Short problem: Copy each line below that contains "During".

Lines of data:
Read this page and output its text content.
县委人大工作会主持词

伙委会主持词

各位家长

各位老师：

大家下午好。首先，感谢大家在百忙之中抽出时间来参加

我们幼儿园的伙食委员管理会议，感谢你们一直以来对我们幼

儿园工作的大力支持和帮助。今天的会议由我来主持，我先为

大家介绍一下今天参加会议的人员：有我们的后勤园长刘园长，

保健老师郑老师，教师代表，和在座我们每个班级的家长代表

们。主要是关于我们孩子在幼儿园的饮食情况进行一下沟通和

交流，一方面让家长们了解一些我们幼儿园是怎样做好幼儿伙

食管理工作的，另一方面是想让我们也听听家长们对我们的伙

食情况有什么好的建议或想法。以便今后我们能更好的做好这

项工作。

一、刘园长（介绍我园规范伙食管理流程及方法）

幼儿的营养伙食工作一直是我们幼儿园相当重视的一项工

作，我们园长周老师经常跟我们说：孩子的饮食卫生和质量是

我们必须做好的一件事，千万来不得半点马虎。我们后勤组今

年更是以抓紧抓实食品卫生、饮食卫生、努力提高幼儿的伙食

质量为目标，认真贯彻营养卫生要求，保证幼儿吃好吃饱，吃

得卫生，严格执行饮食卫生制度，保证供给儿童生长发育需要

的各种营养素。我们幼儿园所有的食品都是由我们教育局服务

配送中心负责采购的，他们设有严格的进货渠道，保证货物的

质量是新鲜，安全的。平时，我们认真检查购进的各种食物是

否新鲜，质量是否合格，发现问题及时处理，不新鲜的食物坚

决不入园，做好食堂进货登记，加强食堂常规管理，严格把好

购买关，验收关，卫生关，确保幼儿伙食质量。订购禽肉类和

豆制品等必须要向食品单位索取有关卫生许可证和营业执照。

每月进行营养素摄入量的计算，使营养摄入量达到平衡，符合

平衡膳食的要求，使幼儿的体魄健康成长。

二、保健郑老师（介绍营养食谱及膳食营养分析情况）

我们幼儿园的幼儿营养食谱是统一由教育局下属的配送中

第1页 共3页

--

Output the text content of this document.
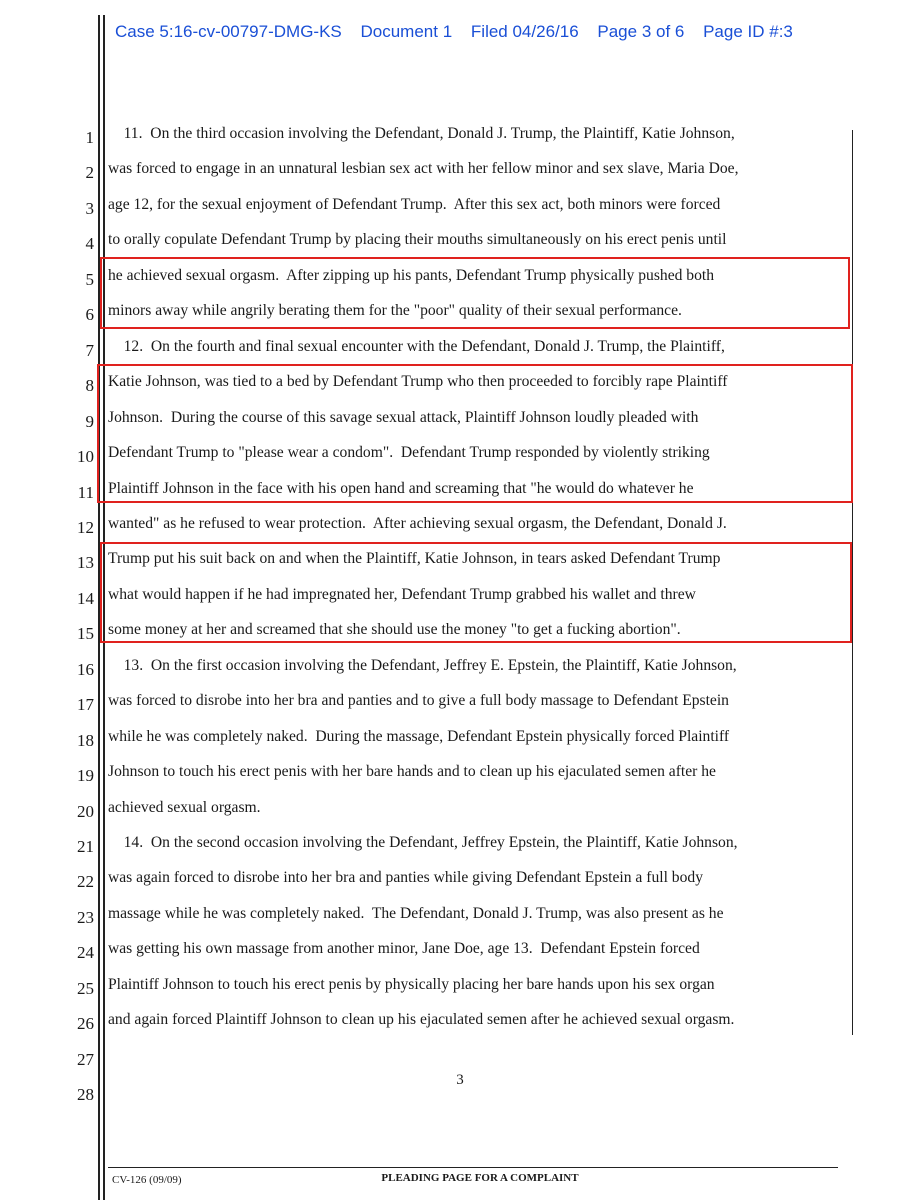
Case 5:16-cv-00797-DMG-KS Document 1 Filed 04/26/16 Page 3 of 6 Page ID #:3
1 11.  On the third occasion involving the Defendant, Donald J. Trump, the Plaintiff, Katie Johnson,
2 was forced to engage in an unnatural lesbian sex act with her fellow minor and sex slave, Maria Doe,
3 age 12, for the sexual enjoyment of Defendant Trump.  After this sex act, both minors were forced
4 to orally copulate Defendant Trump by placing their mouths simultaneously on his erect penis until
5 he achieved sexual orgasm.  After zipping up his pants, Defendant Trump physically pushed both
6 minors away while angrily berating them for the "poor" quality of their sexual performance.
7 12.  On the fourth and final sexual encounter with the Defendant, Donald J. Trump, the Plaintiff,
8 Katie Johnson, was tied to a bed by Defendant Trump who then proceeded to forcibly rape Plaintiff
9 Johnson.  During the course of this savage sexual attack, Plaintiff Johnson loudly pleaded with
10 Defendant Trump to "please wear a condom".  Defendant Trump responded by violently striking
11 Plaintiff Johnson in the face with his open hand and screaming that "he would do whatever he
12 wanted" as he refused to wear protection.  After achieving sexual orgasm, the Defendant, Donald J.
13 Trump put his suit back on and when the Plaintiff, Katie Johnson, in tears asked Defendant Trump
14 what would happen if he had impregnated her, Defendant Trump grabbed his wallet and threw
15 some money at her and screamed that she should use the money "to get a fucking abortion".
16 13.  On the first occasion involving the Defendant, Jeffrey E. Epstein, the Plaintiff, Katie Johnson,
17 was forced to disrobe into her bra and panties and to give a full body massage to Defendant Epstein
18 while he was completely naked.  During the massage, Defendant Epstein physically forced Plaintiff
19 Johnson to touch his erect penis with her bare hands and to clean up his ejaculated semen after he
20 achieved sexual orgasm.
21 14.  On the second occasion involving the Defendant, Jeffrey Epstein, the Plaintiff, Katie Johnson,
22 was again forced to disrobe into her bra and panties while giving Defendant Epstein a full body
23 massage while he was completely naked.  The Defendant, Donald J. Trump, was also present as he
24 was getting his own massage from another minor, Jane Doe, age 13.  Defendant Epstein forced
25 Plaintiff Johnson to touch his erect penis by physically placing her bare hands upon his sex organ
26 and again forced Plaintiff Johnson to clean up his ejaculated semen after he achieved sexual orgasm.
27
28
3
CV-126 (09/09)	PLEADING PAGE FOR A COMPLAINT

Output of the task:
9 Johnson.  During the course of this savage sexual attack, Plaintiff Johnson loudly pleaded with
18 while he was completely naked.  During the massage, Defendant Epstein physically forced Plaintiff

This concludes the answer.